EXERCISE ::
Each line that follows should be printed again exactly as it stands.

GIVEN ENTRIES ::
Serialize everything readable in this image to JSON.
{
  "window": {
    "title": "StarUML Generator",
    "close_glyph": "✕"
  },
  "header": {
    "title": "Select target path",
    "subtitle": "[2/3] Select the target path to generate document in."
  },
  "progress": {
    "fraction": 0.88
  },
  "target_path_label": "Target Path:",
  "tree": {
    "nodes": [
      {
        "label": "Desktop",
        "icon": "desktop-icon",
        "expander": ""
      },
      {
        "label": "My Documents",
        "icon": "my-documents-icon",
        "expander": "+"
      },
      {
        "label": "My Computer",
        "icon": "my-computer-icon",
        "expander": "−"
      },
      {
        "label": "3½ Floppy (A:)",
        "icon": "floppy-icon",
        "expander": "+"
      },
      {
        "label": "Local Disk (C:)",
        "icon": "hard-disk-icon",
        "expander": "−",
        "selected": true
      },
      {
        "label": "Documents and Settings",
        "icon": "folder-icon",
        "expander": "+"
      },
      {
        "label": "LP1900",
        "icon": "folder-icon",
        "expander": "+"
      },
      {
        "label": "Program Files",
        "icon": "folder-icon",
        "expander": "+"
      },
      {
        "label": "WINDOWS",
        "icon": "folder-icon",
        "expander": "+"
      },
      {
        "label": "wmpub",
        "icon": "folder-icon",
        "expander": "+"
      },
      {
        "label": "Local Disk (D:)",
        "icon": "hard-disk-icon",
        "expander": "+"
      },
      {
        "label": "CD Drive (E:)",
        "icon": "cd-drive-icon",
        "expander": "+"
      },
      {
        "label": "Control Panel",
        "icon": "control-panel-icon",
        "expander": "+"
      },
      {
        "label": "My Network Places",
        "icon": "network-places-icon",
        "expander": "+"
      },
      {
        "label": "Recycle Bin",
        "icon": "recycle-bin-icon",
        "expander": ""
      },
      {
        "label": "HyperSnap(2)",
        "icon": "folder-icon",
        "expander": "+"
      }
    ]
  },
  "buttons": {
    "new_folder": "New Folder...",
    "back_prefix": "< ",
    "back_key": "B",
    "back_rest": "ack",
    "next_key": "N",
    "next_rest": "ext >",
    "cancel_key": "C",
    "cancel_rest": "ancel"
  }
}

WRITTEN REPLY ::
Serialize everything readable in this image to JSON.
{
  "window": {
    "title": "StarUML Generator",
    "close_glyph": "✕"
  },
  "header": {
    "title": "Select target path",
    "subtitle": "[2/3] Select the target path to generate document in."
  },
  "progress": {
    "fraction": 0.88
  },
  "target_path_label": "Target Path:",
  "tree": {
    "nodes": [
      {
        "label": "Desktop",
        "icon": "desktop-icon",
        "expander": ""
      },
      {
        "label": "My Documents",
        "icon": "my-documents-icon",
        "expander": "+"
      },
      {
        "label": "My Computer",
        "icon": "my-computer-icon",
        "expander": "−"
      },
      {
        "label": "3½ Floppy (A:)",
        "icon": "floppy-icon",
        "expander": "+"
      },
      {
        "label": "Local Disk (C:)",
        "icon": "hard-disk-icon",
        "expander": "−",
        "selected": true
      },
      {
        "label": "Documents and Settings",
        "icon": "folder-icon",
        "expander": "+"
      },
      {
        "label": "LP1900",
        "icon": "folder-icon",
        "expander": "+"
      },
      {
        "label": "Program Files",
        "icon": "folder-icon",
        "expander": "+"
      },
      {
        "label": "WINDOWS",
        "icon": "folder-icon",
        "expander": "+"
      },
      {
        "label": "wmpub",
        "icon": "folder-icon",
        "expander": "+"
      },
      {
        "label": "Local Disk (D:)",
        "icon": "hard-disk-icon",
        "expander": "+"
      },
      {
        "label": "CD Drive (E:)",
        "icon": "cd-drive-icon",
        "expander": "+"
      },
      {
        "label": "Control Panel",
        "icon": "control-panel-icon",
        "expander": "+"
      },
      {
        "label": "My Network Places",
        "icon": "network-places-icon",
        "expander": "+"
      },
      {
        "label": "Recycle Bin",
        "icon": "recycle-bin-icon",
        "expander": ""
      },
      {
        "label": "HyperSnap(2)",
        "icon": "folder-icon",
        "expander": "+"
      }
    ]
  },
  "buttons": {
    "new_folder": "New Folder...",
    "back_prefix": "< ",
    "back_key": "B",
    "back_rest": "ack",
    "next_key": "N",
    "next_rest": "ext >",
    "cancel_key": "C",
    "cancel_rest": "ancel"
  }
}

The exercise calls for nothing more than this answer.